▶ EXERCISE PROMPT:
Select the lines that hold the word "document" and copy each one.

─── SUPPLIED INFORMATION

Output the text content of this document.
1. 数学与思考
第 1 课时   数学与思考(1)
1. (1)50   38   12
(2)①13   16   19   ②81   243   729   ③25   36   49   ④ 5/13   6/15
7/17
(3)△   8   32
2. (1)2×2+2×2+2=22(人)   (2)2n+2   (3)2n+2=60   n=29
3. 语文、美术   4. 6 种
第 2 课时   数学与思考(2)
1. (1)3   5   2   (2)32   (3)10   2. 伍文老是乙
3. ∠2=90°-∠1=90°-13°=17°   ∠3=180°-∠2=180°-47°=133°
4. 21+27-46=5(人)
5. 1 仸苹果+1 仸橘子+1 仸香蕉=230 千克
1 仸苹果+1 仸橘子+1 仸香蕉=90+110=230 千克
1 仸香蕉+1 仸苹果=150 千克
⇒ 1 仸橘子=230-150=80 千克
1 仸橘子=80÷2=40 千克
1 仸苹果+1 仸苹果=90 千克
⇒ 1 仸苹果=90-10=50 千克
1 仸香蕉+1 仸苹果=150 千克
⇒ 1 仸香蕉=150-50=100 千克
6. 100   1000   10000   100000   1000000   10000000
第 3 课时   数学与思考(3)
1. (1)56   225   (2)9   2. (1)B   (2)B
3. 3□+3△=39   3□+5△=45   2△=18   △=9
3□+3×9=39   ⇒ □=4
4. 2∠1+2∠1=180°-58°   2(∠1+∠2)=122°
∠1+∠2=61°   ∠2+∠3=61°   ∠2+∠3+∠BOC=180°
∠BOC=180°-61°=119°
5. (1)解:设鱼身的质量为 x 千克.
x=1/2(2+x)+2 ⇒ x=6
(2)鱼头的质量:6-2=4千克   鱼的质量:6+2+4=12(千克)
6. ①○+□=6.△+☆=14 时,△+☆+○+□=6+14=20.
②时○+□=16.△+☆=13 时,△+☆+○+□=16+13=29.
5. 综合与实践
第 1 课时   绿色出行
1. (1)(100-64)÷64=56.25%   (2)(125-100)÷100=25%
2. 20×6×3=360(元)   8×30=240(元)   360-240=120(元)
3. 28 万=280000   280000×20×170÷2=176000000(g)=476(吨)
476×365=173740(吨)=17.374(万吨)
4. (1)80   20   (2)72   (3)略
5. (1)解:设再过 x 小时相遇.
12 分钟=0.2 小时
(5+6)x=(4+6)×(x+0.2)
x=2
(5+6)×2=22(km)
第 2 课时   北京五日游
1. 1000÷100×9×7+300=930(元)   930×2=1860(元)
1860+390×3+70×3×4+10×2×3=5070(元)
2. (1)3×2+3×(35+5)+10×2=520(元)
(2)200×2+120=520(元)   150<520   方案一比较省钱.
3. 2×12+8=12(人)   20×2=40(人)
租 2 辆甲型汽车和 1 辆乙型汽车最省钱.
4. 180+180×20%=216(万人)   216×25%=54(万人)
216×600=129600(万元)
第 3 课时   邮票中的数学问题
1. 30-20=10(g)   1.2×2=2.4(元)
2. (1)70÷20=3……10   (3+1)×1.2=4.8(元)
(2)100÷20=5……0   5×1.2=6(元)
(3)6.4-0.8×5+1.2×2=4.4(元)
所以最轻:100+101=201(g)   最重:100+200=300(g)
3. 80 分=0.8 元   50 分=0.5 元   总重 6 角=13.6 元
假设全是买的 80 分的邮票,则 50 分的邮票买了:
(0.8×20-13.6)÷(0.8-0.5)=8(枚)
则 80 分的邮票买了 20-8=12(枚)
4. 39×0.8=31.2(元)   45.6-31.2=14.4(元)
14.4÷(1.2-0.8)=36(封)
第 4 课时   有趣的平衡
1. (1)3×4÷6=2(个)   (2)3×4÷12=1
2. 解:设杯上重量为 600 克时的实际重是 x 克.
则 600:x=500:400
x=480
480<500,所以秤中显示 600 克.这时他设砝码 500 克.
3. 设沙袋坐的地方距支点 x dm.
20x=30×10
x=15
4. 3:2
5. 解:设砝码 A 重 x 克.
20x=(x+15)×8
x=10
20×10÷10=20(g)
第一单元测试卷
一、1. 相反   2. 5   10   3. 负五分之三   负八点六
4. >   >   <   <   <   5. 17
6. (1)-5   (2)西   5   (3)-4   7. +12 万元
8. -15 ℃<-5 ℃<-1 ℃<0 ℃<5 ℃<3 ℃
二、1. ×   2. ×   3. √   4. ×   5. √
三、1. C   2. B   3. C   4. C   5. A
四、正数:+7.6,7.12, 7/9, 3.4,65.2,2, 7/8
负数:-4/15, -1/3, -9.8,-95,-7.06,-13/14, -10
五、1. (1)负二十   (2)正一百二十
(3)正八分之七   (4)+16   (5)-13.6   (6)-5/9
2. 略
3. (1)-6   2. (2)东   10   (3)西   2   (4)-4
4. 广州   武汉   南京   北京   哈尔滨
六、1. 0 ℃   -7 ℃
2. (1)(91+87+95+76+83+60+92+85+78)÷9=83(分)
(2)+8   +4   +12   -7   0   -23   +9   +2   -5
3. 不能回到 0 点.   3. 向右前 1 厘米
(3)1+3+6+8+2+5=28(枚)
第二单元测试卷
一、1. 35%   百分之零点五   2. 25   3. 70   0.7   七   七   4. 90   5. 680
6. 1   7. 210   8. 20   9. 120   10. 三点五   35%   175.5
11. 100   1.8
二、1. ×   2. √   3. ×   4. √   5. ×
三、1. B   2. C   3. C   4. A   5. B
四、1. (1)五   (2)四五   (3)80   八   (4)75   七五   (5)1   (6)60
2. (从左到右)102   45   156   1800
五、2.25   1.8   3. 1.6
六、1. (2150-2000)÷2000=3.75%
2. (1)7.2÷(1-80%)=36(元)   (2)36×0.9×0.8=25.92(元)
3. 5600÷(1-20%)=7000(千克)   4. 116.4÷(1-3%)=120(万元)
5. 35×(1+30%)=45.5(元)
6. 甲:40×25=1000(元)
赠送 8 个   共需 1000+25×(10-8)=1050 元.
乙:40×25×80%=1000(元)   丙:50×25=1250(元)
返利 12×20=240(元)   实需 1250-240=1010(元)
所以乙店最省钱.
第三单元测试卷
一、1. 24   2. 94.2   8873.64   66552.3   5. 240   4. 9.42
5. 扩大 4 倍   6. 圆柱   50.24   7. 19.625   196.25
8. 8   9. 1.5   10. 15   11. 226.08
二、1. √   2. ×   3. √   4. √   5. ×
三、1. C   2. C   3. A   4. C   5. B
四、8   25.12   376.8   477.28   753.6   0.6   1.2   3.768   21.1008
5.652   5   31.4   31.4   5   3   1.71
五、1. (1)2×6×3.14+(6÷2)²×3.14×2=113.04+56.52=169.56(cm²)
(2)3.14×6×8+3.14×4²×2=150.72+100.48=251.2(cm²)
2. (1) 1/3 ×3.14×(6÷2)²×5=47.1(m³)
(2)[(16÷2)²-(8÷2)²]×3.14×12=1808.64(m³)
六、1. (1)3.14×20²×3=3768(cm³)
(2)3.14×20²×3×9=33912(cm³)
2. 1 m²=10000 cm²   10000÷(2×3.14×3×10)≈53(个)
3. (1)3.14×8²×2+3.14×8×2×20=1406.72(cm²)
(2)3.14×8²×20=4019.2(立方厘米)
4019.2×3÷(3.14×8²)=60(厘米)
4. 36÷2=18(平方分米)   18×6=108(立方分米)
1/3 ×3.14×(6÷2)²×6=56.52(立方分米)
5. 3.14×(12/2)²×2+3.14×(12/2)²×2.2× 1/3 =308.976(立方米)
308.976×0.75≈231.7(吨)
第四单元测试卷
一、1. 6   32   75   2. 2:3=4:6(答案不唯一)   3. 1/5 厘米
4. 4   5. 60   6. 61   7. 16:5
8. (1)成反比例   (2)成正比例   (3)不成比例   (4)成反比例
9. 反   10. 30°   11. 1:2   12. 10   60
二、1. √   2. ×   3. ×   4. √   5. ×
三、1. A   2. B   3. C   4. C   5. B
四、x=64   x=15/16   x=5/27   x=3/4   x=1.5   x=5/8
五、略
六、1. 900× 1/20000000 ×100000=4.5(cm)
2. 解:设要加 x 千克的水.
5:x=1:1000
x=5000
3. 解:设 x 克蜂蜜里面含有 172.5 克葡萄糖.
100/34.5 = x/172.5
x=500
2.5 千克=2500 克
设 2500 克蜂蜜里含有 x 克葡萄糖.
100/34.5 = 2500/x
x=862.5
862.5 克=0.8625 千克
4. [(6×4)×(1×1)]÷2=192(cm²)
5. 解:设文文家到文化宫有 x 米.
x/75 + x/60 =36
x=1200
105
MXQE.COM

──────
─── SUPPLIED INFORMATION

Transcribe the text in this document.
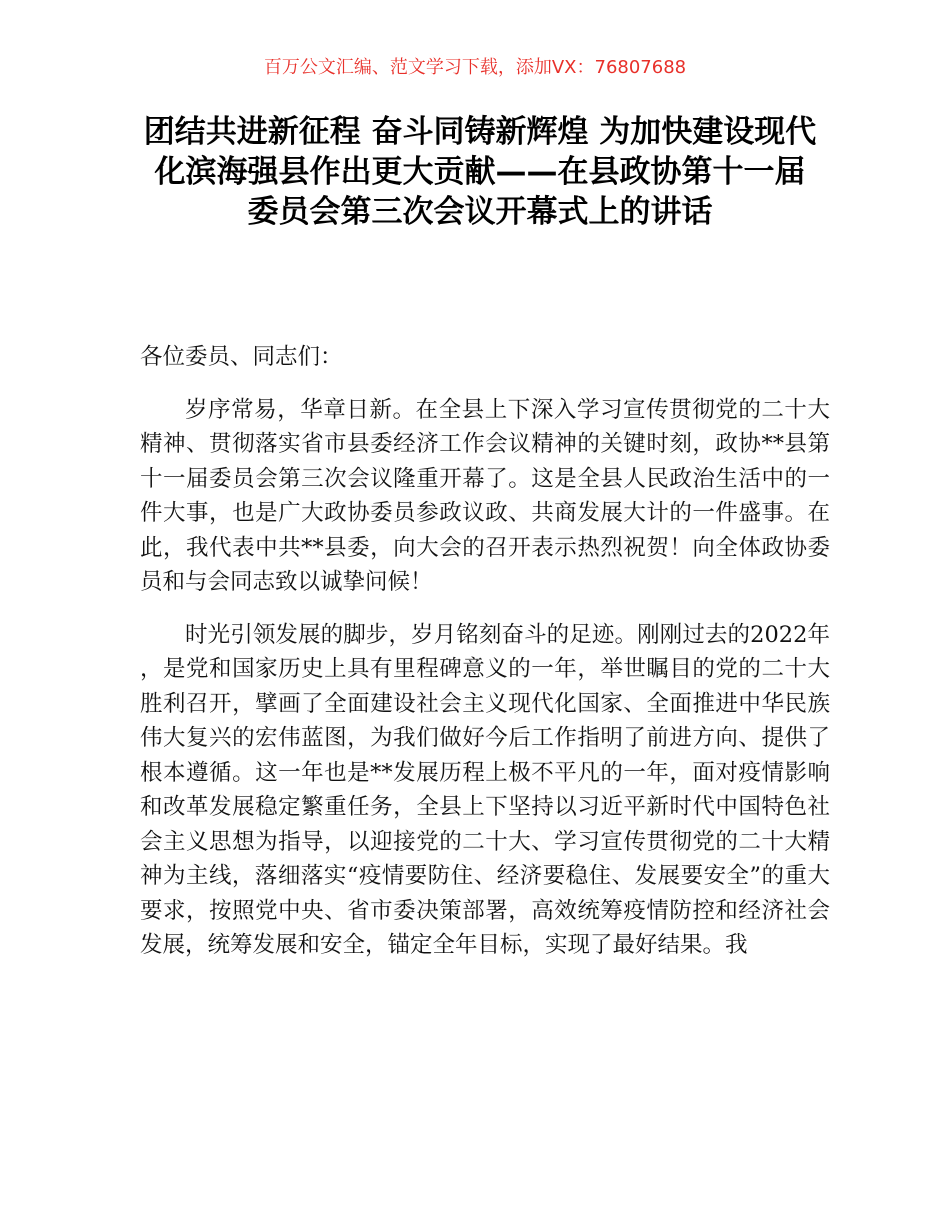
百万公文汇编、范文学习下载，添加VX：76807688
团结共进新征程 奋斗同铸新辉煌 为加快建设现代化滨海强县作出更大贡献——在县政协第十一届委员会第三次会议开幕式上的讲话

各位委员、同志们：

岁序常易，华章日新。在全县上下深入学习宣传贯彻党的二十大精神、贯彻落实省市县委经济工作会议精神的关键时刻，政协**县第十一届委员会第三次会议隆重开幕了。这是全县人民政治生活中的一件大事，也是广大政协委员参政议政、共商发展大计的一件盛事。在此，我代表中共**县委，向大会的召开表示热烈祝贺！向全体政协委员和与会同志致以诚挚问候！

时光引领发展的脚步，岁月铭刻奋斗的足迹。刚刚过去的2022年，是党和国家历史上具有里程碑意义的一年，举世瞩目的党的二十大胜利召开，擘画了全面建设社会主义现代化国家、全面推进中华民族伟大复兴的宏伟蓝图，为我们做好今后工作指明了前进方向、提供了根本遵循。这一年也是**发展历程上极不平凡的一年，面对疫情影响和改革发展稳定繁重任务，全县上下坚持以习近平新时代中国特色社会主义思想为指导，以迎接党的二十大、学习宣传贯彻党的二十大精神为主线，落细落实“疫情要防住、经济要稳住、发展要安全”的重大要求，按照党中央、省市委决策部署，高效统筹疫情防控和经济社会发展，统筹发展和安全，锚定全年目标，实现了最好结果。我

──────

▶ TASK SOLUTION:
Output the text content of this document.
Transcribe the text in this document.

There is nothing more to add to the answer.